** GIVEN INSTRUCTION **
Here are some entries; quote each one exactly.

** PROVIDED RECORDS **
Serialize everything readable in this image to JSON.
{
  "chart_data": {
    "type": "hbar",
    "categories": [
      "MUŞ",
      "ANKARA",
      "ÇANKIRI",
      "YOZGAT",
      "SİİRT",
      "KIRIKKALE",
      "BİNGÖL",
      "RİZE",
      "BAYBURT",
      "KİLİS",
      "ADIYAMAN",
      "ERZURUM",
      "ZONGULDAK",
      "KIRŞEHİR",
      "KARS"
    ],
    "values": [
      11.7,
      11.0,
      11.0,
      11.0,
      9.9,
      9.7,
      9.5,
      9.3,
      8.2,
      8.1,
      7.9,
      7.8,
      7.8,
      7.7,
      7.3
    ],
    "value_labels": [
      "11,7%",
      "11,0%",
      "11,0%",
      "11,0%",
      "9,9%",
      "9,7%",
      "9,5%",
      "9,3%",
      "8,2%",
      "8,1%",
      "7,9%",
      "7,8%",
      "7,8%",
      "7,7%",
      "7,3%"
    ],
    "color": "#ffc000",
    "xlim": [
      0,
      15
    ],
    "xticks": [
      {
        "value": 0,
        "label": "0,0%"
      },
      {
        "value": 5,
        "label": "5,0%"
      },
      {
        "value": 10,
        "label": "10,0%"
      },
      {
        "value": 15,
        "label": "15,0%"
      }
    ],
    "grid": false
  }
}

** TASK SOLUTION **
Serialize everything readable in this image to JSON.
{
  "chart_data": {
    "type": "hbar",
    "categories": [
      "MUŞ",
      "ANKARA",
      "ÇANKIRI",
      "YOZGAT",
      "SİİRT",
      "KIRIKKALE",
      "BİNGÖL",
      "RİZE",
      "BAYBURT",
      "KİLİS",
      "ADIYAMAN",
      "ERZURUM",
      "ZONGULDAK",
      "KIRŞEHİR",
      "KARS"
    ],
    "values": [
      11.7,
      11.0,
      11.0,
      11.0,
      9.9,
      9.7,
      9.5,
      9.3,
      8.2,
      8.1,
      7.9,
      7.8,
      7.8,
      7.7,
      7.3
    ],
    "value_labels": [
      "11,7%",
      "11,0%",
      "11,0%",
      "11,0%",
      "9,9%",
      "9,7%",
      "9,5%",
      "9,3%",
      "8,2%",
      "8,1%",
      "7,9%",
      "7,8%",
      "7,8%",
      "7,7%",
      "7,3%"
    ],
    "color": "#ffc000",
    "xlim": [
      0,
      15
    ],
    "xticks": [
      {
        "value": 0,
        "label": "0,0%"
      },
      {
        "value": 5,
        "label": "5,0%"
      },
      {
        "value": 10,
        "label": "10,0%"
      },
      {
        "value": 15,
        "label": "15,0%"
      }
    ],
    "grid": false
  }
}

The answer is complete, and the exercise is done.